- _EXCERPT_
** start **

37 The grounds set out in the summons in the Commission proceedings refer not only to the terms of the contracts which are challenged, but also to the employer's conduct in and about termination of the employment, implying an allegation under s 106(2) that even if the contracts were fair at the time they were entered into, they subsequently became unfair because of the employer's conduct. To the extent that such an allegation is made the Commission will be required to review the history of the employment relationships and the circumstances leading up to the terminations, as well as the conduct involved in the terminations themselves, and make a determination of fairness in all the circumstances.

38 It is equally clear that those matters are of central relevance to the Federal Court proceedings, although the Federal Court proceedings raise some additional issues. One of the additional issues raised in the Federal Court proceedings against Mr Hanning is the question of entitlement to payment for annual leave, which is the very issue raised in the proceedings in the Chief Industrial Magistrate's Court. It is plain, therefore, that there will be very substantial overlap between the proceedings in the Commission, the Federal Court and the Chief Industrial Magistrate's Court.

39 Apart from the inconvenience and expense which this overlapping produces, it is likely in my opinion to raise some awkward questions of issue estoppel, unless the proceedings are heard together.

** end **

- _THE TASK_
Please copy the passage on overlapping proceedings starting at "39 Apart from" and ending at "are heard together.", renaming "inconvenience" to "delay".

- _EXTRACTED RECORDS_
** start **

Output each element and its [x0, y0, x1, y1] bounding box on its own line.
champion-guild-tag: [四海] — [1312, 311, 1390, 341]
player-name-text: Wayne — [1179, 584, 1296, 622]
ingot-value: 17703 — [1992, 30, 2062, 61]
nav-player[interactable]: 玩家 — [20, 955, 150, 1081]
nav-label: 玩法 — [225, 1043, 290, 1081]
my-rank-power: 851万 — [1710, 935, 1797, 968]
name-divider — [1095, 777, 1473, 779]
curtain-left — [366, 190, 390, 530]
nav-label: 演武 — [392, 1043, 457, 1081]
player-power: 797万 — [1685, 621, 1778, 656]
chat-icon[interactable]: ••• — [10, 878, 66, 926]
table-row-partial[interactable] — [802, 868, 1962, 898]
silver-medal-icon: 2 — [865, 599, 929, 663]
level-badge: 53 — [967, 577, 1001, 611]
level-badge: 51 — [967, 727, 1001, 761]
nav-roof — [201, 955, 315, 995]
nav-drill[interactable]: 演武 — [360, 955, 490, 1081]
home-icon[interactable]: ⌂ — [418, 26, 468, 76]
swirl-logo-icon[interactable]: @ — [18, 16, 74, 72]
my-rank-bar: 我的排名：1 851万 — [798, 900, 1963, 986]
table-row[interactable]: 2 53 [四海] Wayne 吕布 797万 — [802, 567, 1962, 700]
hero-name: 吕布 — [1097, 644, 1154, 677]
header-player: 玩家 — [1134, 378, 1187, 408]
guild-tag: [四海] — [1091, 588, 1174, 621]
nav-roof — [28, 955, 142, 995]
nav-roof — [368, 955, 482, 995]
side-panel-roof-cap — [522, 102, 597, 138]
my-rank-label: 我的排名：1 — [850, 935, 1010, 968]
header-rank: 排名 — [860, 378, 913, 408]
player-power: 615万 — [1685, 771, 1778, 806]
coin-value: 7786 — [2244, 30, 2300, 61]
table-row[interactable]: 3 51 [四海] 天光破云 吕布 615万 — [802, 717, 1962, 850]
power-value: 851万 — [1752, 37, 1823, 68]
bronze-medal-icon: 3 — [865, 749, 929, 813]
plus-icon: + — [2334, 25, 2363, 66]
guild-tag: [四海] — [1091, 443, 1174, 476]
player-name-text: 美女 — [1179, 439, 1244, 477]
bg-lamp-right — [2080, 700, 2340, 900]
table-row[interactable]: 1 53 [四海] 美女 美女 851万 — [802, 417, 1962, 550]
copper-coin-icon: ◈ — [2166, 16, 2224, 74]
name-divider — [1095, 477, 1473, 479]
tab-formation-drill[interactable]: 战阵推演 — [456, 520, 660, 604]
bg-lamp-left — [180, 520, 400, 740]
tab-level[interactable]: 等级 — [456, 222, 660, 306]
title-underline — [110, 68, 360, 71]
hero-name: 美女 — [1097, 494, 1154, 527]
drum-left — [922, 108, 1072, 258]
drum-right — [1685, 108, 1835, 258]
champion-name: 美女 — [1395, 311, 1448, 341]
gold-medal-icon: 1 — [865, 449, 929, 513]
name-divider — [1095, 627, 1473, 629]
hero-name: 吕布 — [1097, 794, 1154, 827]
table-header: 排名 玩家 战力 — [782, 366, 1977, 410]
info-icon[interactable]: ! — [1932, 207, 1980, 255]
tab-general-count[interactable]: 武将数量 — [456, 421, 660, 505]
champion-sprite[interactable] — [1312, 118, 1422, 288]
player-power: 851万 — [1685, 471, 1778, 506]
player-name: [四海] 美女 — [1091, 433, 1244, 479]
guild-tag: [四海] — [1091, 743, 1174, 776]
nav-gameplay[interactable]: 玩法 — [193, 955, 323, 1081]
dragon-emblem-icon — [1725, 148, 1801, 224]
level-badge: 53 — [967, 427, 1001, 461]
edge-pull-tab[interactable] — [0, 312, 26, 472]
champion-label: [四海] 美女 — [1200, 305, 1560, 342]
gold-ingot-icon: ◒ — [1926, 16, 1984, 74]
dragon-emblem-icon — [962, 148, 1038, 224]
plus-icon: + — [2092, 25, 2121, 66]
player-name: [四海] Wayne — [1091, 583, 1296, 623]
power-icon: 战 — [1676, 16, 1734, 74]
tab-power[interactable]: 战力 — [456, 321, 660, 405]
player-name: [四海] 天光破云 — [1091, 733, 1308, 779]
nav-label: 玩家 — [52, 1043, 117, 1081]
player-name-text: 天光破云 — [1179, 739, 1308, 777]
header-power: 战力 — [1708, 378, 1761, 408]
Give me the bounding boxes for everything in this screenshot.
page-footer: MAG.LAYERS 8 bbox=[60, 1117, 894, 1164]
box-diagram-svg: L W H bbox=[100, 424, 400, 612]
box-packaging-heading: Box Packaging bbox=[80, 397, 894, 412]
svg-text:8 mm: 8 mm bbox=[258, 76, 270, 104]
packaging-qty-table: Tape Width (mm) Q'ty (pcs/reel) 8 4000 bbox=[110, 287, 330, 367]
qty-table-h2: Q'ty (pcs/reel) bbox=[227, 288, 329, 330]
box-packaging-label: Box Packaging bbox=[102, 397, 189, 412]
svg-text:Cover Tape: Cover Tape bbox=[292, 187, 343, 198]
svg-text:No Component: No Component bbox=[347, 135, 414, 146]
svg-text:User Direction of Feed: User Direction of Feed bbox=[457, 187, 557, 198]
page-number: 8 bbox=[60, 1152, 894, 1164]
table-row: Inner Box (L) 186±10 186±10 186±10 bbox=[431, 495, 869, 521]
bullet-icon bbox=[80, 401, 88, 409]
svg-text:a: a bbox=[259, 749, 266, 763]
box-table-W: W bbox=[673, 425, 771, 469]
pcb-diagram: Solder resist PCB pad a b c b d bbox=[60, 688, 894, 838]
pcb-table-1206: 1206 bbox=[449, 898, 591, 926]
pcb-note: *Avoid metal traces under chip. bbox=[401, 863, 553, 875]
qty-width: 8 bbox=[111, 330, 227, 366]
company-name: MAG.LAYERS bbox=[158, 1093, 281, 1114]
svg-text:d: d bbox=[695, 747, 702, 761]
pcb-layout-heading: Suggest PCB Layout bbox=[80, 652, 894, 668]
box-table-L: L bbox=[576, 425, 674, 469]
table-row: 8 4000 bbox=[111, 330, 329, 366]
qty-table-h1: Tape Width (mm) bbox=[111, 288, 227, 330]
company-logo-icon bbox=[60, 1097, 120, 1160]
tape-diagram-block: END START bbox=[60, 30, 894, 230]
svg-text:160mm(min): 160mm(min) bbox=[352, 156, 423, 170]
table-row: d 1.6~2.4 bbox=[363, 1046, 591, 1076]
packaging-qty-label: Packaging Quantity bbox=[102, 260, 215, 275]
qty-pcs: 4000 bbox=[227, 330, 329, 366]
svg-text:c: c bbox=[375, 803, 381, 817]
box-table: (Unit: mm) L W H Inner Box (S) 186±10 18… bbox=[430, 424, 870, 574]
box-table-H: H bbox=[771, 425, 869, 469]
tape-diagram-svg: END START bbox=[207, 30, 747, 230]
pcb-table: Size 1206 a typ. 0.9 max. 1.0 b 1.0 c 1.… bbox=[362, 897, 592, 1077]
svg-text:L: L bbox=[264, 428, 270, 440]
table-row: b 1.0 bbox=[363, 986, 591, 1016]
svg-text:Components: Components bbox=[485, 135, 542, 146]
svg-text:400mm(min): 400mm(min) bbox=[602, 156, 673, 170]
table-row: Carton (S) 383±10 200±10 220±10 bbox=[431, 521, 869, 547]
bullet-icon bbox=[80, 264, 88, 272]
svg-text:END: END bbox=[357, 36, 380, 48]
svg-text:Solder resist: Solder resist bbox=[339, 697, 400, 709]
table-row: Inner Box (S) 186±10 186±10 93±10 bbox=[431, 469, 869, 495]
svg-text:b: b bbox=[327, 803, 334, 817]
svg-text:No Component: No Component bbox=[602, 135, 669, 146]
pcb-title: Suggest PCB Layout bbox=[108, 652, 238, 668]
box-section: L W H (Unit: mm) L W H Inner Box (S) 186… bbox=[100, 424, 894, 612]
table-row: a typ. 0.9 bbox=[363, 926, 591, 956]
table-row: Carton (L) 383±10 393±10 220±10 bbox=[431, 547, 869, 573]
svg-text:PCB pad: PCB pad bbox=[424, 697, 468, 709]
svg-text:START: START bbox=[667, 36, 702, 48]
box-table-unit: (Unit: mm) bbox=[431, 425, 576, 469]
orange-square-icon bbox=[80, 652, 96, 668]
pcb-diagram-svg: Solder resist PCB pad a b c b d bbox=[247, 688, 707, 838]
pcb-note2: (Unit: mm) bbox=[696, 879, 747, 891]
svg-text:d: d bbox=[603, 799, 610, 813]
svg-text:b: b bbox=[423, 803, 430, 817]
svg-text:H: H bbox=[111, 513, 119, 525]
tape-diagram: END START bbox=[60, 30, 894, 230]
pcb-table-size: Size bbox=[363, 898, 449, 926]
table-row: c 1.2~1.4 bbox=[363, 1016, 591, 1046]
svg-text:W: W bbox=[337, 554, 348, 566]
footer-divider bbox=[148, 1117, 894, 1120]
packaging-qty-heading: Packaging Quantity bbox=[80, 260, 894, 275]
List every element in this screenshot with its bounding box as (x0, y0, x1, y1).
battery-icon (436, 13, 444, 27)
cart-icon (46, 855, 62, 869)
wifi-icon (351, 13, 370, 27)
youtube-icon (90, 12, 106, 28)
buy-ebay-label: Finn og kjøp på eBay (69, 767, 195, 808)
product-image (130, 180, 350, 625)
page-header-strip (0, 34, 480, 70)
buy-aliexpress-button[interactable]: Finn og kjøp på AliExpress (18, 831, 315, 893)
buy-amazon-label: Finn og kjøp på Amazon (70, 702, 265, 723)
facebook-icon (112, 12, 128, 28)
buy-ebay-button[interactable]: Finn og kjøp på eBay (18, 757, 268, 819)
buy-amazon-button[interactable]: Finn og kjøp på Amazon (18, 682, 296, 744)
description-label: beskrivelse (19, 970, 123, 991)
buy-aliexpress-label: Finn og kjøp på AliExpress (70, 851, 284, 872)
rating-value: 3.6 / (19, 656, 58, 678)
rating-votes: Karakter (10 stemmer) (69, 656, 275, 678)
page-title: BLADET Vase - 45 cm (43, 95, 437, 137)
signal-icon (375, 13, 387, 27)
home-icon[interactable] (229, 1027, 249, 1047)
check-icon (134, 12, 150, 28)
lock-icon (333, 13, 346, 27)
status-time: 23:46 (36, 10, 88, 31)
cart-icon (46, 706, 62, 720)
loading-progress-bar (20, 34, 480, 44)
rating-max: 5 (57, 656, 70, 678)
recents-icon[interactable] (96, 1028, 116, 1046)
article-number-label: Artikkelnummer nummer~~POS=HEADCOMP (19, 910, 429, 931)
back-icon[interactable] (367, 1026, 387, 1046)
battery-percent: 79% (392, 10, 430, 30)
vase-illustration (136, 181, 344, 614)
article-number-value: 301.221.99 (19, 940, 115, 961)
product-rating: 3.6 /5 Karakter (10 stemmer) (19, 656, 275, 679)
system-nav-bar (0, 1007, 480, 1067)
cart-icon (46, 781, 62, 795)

** end **

- _CORRECT RESULT_
39 Apart from the delay and expense which this overlapping produces, it is likely in my opinion to raise some awkward questions of issue estoppel, unless the proceedings are heard together.